==== EXCERPTED RECORDS

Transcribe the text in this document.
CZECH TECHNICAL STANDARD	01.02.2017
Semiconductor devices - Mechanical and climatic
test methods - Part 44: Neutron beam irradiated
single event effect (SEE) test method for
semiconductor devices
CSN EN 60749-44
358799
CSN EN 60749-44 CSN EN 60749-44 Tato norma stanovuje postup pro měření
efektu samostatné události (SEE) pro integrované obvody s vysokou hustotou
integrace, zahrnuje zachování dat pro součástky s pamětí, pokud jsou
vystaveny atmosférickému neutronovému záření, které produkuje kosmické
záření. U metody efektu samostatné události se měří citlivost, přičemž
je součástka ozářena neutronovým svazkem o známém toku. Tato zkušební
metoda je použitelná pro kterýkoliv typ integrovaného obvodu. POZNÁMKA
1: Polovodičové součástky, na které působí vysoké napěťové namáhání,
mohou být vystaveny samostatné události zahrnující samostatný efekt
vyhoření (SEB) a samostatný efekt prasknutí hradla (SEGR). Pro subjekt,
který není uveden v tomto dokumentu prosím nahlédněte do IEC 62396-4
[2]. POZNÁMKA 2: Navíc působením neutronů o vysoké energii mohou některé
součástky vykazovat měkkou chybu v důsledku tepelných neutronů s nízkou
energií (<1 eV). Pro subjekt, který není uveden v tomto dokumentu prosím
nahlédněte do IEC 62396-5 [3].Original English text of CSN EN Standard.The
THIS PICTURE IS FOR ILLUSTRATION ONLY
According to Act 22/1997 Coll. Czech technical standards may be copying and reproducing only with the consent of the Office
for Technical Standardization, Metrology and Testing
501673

========

TASK REQUIREMENTS: Every record should be given again exactly.

ANSWER TO THE TASK:
Transcribe the text in this document.
CZECH TECHNICAL STANDARD	01.02.2017
Semiconductor devices - Mechanical and climatic
test methods - Part 44: Neutron beam irradiated
single event effect (SEE) test method for
semiconductor devices
CSN EN 60749-44
358799
CSN EN 60749-44 CSN EN 60749-44 Tato norma stanovuje postup pro měření
efektu samostatné události (SEE) pro integrované obvody s vysokou hustotou
integrace, zahrnuje zachování dat pro součástky s pamětí, pokud jsou
vystaveny atmosférickému neutronovému záření, které produkuje kosmické
záření. U metody efektu samostatné události se měří citlivost, přičemž
je součástka ozářena neutronovým svazkem o známém toku. Tato zkušební
metoda je použitelná pro kterýkoliv typ integrovaného obvodu. POZNÁMKA
1: Polovodičové součástky, na které působí vysoké napěťové namáhání,
mohou být vystaveny samostatné události zahrnující samostatný efekt
vyhoření (SEB) a samostatný efekt prasknutí hradla (SEGR). Pro subjekt,
který není uveden v tomto dokumentu prosím nahlédněte do IEC 62396-4
[2]. POZNÁMKA 2: Navíc působením neutronů o vysoké energii mohou některé
součástky vykazovat měkkou chybu v důsledku tepelných neutronů s nízkou
energií (<1 eV). Pro subjekt, který není uveden v tomto dokumentu prosím
nahlédněte do IEC 62396-5 [3].Original English text of CSN EN Standard.The
THIS PICTURE IS FOR ILLUSTRATION ONLY
According to Act 22/1997 Coll. Czech technical standards may be copying and reproducing only with the consent of the Office
for Technical Standardization, Metrology and Testing
501673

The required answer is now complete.